## Begin Given records
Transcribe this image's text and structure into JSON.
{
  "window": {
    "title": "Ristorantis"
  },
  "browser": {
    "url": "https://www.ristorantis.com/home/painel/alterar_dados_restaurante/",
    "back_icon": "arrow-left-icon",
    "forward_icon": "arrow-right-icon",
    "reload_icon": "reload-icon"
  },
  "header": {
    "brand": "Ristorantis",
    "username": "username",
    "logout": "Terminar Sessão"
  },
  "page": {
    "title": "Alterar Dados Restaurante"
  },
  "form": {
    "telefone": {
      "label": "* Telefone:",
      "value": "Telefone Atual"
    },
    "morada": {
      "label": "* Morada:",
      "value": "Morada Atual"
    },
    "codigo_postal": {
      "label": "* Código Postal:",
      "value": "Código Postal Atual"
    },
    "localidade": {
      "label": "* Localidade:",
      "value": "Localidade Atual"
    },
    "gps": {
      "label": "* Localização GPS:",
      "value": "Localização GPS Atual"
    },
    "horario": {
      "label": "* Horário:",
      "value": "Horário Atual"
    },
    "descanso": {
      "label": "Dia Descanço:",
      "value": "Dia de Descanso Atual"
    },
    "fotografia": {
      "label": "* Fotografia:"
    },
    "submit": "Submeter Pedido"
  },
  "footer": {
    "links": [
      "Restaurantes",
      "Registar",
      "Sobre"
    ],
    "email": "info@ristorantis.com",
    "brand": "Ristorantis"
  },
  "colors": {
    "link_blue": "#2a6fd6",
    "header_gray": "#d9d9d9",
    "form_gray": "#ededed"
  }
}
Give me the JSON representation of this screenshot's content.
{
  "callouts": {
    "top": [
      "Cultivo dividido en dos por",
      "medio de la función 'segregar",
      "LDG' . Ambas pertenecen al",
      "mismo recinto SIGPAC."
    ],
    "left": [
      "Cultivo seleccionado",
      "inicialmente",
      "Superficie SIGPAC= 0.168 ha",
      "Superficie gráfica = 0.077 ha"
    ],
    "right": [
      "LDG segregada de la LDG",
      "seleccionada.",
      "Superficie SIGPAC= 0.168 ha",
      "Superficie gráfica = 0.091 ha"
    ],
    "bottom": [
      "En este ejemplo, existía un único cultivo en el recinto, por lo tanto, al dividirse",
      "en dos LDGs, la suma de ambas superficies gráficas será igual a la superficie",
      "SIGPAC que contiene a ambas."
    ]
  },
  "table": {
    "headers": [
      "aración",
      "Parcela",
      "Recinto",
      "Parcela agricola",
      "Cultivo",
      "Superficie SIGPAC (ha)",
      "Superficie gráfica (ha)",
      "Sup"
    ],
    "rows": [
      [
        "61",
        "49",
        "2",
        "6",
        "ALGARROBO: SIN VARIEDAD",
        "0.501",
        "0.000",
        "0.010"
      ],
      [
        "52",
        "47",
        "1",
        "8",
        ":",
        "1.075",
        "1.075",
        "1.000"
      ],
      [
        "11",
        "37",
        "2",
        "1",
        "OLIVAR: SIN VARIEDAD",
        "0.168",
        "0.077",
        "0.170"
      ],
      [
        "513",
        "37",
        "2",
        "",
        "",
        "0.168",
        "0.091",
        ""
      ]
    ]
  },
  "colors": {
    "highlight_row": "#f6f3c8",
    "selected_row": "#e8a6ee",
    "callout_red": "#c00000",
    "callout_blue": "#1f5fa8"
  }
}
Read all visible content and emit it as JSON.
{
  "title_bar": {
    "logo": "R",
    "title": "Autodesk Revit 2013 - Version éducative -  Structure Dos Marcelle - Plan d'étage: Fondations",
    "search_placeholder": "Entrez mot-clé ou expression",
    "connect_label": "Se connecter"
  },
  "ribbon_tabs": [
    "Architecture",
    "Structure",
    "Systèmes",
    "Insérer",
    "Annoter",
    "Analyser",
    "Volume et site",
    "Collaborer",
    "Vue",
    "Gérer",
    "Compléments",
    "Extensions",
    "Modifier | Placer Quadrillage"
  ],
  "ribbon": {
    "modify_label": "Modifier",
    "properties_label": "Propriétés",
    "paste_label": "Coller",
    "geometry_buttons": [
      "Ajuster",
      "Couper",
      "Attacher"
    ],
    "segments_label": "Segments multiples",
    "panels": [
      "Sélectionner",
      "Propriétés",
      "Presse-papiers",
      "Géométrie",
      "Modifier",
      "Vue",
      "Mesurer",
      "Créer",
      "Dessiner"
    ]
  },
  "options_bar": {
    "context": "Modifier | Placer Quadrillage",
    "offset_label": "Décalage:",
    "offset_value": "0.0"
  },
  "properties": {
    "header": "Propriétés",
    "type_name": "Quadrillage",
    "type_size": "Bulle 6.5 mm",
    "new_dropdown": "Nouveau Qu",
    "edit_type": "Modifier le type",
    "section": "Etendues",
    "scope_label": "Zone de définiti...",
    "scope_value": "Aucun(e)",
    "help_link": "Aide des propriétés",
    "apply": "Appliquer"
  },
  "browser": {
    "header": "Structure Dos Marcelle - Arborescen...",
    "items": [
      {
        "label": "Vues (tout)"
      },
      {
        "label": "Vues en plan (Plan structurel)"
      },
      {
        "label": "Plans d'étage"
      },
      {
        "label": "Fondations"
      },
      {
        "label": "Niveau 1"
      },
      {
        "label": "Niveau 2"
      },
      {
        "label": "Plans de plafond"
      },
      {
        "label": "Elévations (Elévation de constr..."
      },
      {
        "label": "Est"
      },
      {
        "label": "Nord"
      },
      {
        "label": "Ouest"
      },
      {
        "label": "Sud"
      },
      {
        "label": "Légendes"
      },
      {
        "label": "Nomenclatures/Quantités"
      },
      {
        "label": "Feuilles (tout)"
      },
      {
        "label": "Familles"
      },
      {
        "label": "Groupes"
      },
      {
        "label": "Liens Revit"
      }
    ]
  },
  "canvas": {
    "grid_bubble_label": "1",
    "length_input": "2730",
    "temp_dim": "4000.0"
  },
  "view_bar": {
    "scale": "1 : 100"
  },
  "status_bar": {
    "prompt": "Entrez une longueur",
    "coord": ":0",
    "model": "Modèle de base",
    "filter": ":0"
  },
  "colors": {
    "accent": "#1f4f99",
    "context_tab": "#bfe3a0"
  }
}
## End Given records
Exercise objective:
Gather and return every line that holds the string "Quadrillage".

Result of this task:
    "Modifier | Placer Quadrillage"
    "context": "Modifier | Placer Quadrillage",
    "type_name": "Quadrillage",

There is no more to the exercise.